GIVEN INSTRUCTION:
List each line in which the string "this" appears.

⟨

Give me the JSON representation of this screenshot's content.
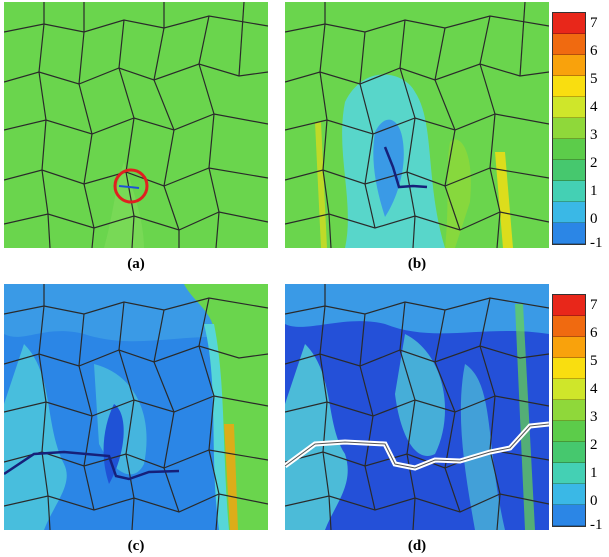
{
  "panels": [
    {
      "id": "a",
      "caption": "(a)"
    },
    {
      "id": "b",
      "caption": "(b)"
    },
    {
      "id": "c",
      "caption": "(c)"
    },
    {
      "id": "d",
      "caption": "(d)"
    }
  ],
  "colorbar": {
    "ticks": [
      "7",
      "6",
      "5",
      "4",
      "3",
      "2",
      "1",
      "0",
      "-1"
    ],
    "colors": [
      "#e8271a",
      "#f06a10",
      "#f9a20c",
      "#f9de10",
      "#cfe62a",
      "#8fd83a",
      "#5ccc4a",
      "#46c86e",
      "#44d0b4",
      "#3ab8e6",
      "#2b86e6",
      "#1f52d6",
      "#2030b8",
      "#16207a"
    ]
  },
  "colors": {
    "grain_green": "#6ad54d",
    "grain_lime": "#8fd83a",
    "cyan": "#56d6d8",
    "mid_blue": "#3a9ae6",
    "deep_blue": "#2450d8",
    "boundary": "#2a2a2a",
    "marker_circle": "#e02020",
    "crack": "#ffffff"
  }
}
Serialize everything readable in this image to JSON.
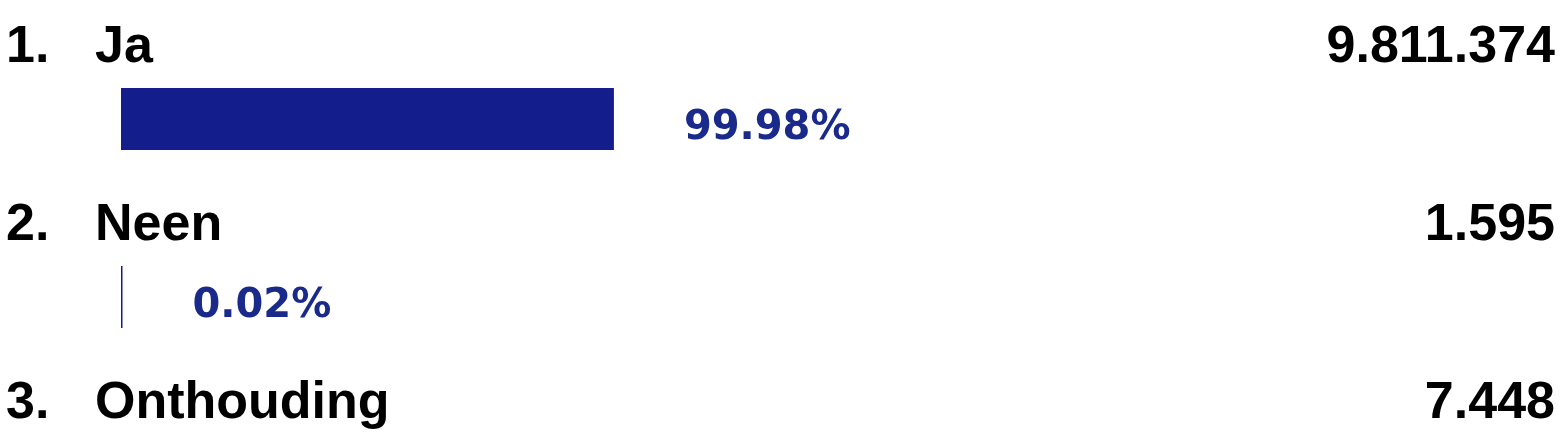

⟩

ANSWER:
Give me the JSON representation of this screenshot's content.
Serialize everything readable in this image to JSON.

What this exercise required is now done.